(Document text records)
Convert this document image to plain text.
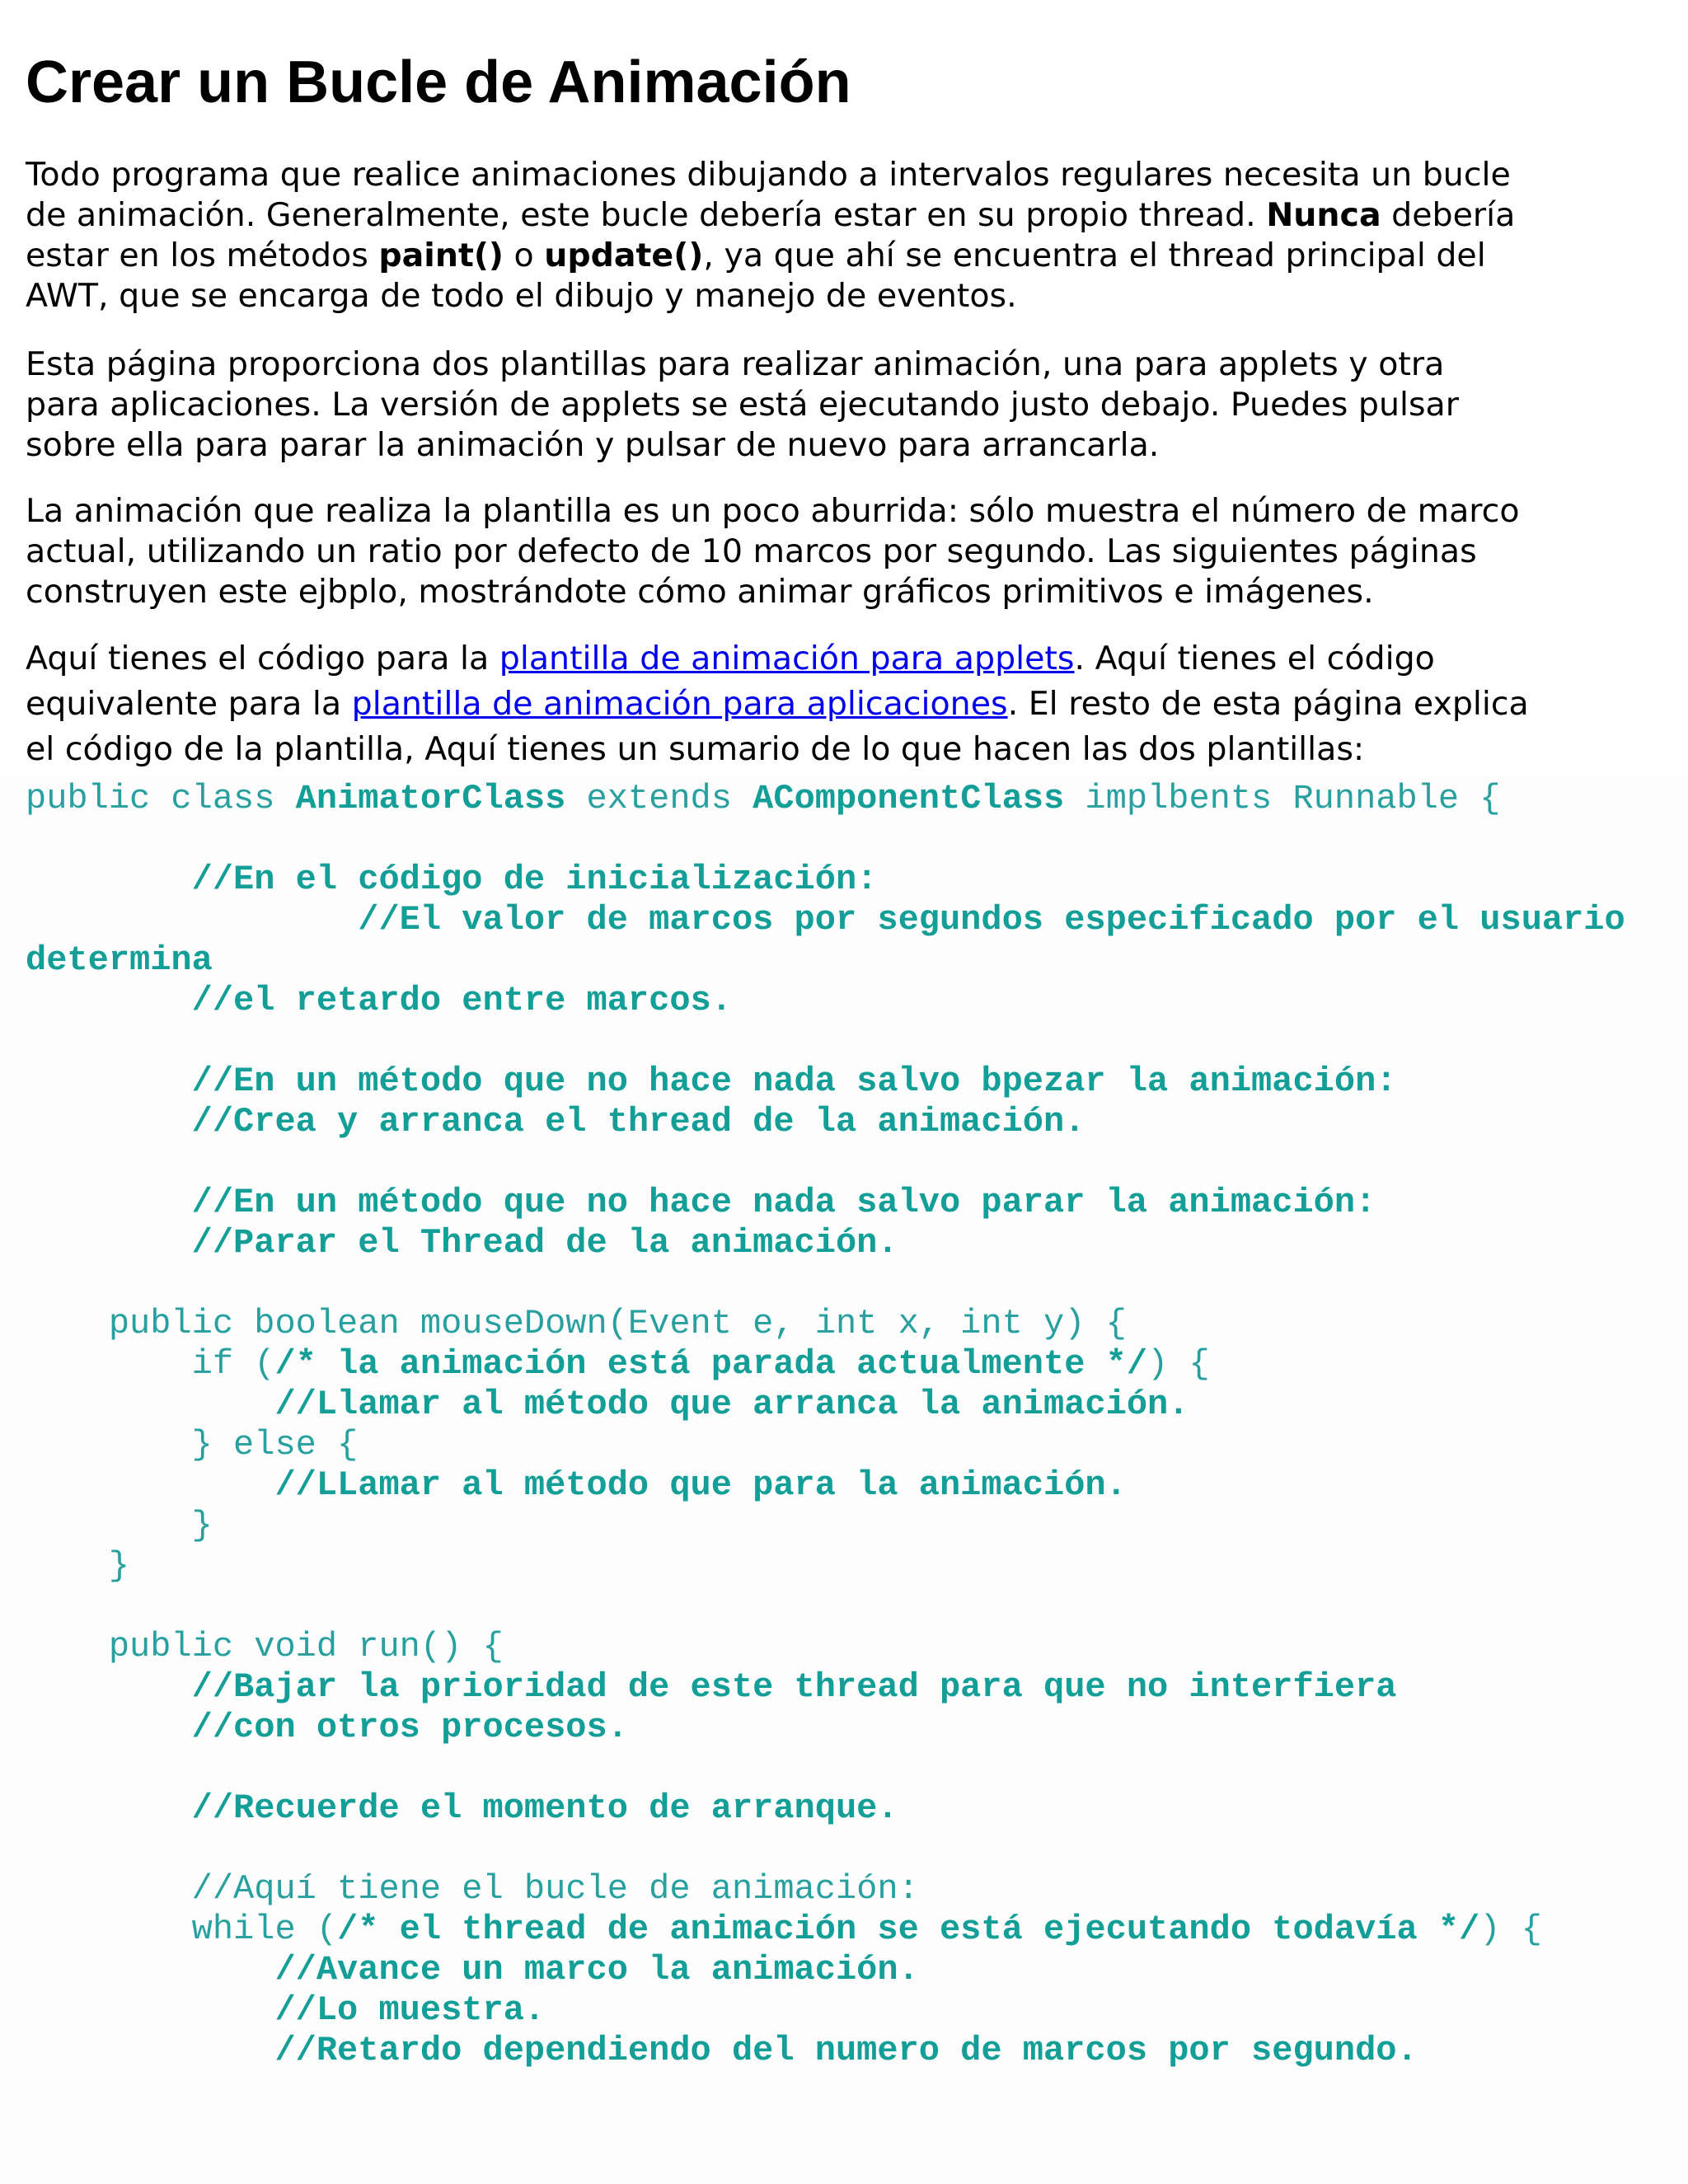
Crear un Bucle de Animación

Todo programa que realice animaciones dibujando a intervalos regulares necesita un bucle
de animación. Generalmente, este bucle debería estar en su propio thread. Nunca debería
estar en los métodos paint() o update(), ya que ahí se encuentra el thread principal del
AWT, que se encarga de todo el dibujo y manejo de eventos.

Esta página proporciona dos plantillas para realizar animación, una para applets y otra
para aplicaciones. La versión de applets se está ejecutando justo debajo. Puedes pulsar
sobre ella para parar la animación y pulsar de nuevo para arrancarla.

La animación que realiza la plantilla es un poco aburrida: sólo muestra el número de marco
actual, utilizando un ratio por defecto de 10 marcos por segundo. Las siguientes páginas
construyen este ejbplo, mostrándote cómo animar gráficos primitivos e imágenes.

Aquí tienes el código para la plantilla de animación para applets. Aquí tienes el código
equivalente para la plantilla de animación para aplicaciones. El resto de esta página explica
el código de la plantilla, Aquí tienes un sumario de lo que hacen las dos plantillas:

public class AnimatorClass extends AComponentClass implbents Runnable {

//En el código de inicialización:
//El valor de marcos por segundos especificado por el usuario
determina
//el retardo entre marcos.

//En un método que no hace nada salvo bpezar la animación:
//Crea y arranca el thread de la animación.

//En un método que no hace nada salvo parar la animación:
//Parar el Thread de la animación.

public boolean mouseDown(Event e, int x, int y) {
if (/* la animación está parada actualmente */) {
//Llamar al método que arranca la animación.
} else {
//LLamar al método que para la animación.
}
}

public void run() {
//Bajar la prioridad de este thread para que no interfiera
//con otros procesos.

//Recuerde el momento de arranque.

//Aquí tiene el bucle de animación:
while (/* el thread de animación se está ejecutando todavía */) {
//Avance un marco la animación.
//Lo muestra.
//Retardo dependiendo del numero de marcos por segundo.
==
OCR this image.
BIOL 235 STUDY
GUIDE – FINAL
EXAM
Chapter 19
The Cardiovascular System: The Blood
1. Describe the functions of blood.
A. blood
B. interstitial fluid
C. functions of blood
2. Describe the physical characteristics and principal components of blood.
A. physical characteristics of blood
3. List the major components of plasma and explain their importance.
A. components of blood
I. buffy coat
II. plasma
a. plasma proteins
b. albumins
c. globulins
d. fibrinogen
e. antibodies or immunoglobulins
--
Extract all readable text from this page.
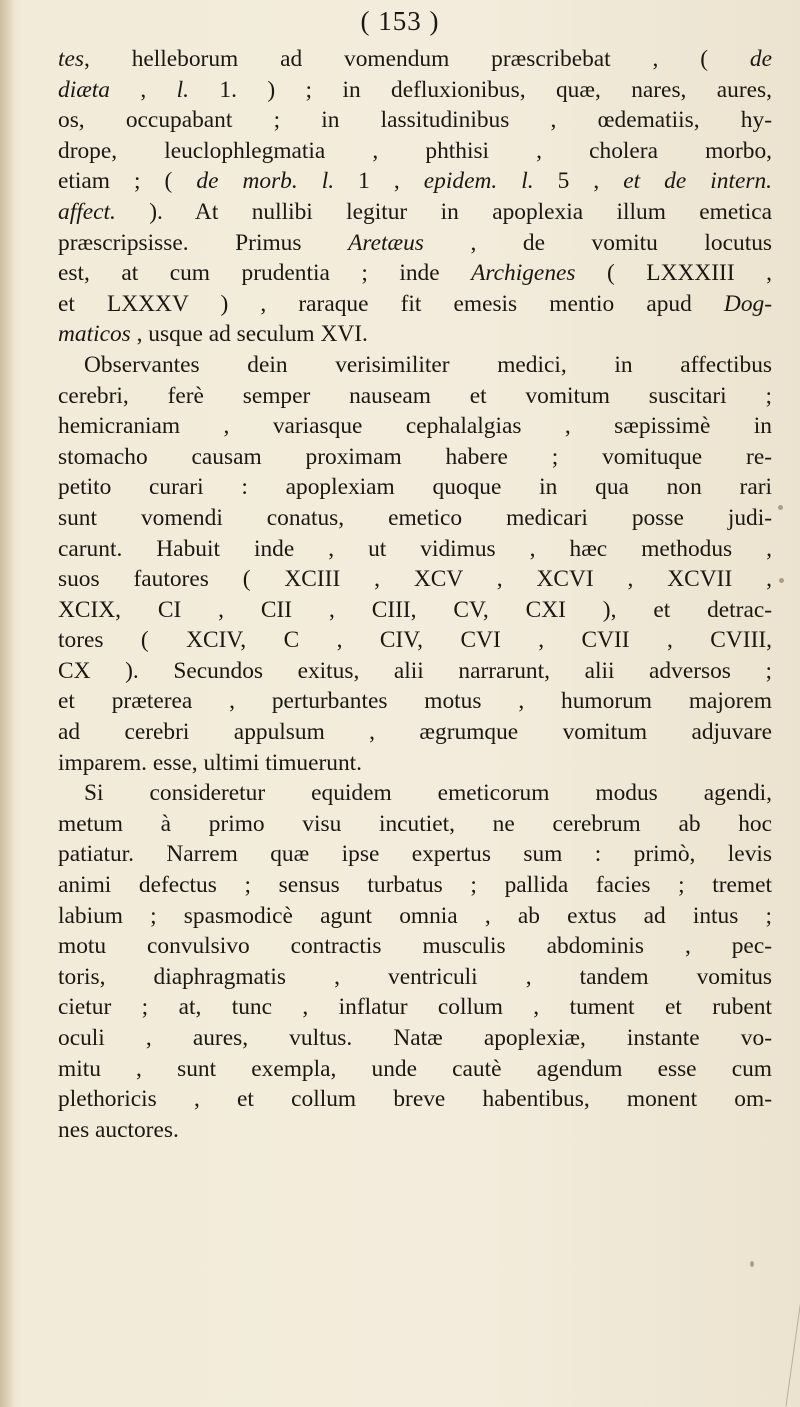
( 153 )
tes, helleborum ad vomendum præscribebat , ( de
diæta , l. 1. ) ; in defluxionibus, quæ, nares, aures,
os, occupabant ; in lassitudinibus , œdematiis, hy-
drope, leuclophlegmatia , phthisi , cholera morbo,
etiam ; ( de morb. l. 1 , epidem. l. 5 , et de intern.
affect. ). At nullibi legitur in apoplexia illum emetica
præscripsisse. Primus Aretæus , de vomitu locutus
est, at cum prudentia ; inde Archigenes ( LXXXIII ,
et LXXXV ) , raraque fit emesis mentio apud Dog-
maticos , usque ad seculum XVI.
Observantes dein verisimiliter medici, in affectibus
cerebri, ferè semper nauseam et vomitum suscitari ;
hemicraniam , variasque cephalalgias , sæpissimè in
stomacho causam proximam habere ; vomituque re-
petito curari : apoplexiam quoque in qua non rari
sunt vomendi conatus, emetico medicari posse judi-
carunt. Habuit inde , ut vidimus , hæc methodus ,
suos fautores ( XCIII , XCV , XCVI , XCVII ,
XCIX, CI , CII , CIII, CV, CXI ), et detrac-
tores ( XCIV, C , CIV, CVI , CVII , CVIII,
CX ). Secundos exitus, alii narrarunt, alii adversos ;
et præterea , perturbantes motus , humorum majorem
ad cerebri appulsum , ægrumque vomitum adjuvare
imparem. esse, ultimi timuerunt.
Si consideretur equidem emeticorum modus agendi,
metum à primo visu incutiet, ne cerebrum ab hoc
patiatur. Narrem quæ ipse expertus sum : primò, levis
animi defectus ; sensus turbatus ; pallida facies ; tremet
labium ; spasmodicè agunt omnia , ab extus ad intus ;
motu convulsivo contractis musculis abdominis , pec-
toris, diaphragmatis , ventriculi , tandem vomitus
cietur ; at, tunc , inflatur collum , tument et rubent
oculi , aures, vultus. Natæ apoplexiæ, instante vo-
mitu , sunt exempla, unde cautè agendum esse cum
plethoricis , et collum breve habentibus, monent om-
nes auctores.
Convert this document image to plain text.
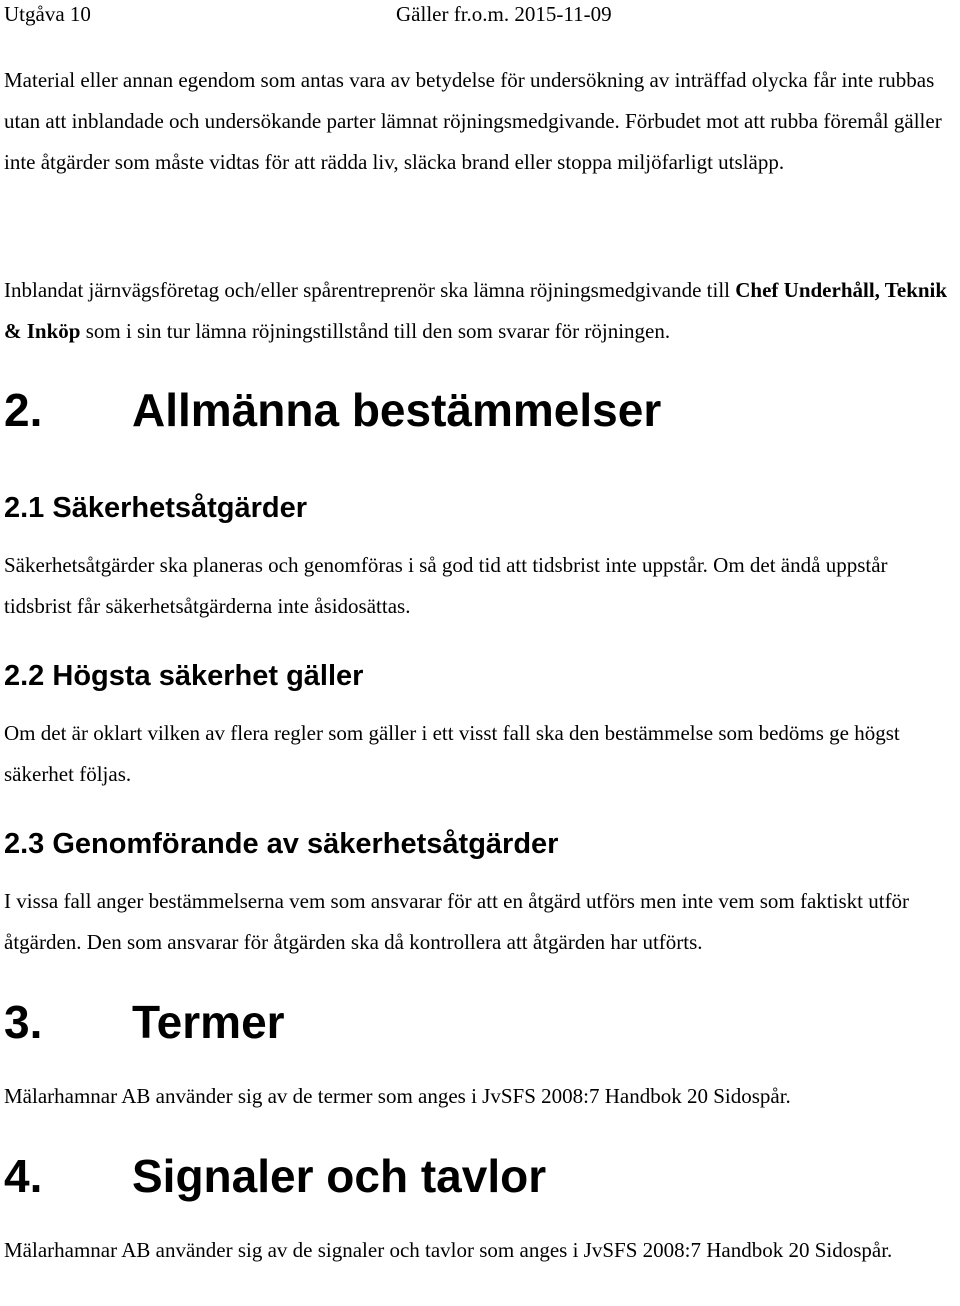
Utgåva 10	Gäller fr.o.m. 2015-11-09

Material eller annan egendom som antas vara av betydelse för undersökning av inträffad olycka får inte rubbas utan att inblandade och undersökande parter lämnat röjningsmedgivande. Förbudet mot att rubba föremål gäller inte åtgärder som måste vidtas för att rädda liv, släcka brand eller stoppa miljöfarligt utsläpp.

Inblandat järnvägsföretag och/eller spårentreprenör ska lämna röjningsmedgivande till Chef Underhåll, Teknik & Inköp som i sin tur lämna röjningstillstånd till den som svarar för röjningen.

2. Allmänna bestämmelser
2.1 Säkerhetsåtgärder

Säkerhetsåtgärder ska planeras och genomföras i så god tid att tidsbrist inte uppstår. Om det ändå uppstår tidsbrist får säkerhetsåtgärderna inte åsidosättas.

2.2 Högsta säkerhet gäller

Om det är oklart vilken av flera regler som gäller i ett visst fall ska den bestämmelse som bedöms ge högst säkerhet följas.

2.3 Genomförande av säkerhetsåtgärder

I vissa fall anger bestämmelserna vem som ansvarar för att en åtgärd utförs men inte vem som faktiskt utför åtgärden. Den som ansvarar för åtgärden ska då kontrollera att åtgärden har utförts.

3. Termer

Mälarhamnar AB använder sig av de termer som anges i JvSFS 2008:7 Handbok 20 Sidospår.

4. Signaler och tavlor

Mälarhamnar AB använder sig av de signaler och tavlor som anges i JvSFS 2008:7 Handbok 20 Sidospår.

◆ TASK PROMPT ◆
Gather from the data above every line with the string "JvSFS".

◆ SOLUTION FOR THIS EXERCISE ◆
Mälarhamnar AB använder sig av de termer som anges i JvSFS 2008:7 Handbok 20 Sidospår.
Mälarhamnar AB använder sig av de signaler och tavlor som anges i JvSFS 2008:7 Handbok 20 Sidospår.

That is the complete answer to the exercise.